Material ->
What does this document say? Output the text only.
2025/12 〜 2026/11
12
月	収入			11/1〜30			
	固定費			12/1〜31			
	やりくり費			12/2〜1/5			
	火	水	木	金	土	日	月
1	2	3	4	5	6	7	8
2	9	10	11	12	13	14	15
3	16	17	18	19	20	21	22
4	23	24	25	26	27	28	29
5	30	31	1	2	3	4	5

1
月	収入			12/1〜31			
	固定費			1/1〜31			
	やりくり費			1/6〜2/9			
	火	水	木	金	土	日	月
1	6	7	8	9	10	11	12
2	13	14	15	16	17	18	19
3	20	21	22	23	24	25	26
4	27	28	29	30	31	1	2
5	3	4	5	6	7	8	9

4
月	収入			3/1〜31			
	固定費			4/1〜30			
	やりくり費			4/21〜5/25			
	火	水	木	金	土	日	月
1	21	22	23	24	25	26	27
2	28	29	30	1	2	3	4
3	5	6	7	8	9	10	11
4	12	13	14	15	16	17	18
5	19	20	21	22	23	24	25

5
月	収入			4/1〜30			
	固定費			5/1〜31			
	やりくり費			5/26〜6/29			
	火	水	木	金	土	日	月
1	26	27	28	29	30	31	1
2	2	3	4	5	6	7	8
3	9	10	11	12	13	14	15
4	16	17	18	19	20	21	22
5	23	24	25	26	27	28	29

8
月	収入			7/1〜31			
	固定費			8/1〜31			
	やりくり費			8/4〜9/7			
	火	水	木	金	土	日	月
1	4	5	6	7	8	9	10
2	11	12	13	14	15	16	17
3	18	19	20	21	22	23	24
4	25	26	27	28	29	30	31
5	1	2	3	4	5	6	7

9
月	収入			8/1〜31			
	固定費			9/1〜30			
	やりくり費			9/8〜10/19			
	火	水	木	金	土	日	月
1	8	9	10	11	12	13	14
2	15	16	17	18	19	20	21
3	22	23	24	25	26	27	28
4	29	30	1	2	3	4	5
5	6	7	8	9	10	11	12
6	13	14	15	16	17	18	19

What is being asked -> Return each line with "やりくり費".

The completed task ->
	やりくり費			12/2〜1/5			
	やりくり費			1/6〜2/9			
	やりくり費			4/21〜5/25			
	やりくり費			5/26〜6/29			
	やりくり費			8/4〜9/7			
	やりくり費			9/8〜10/19			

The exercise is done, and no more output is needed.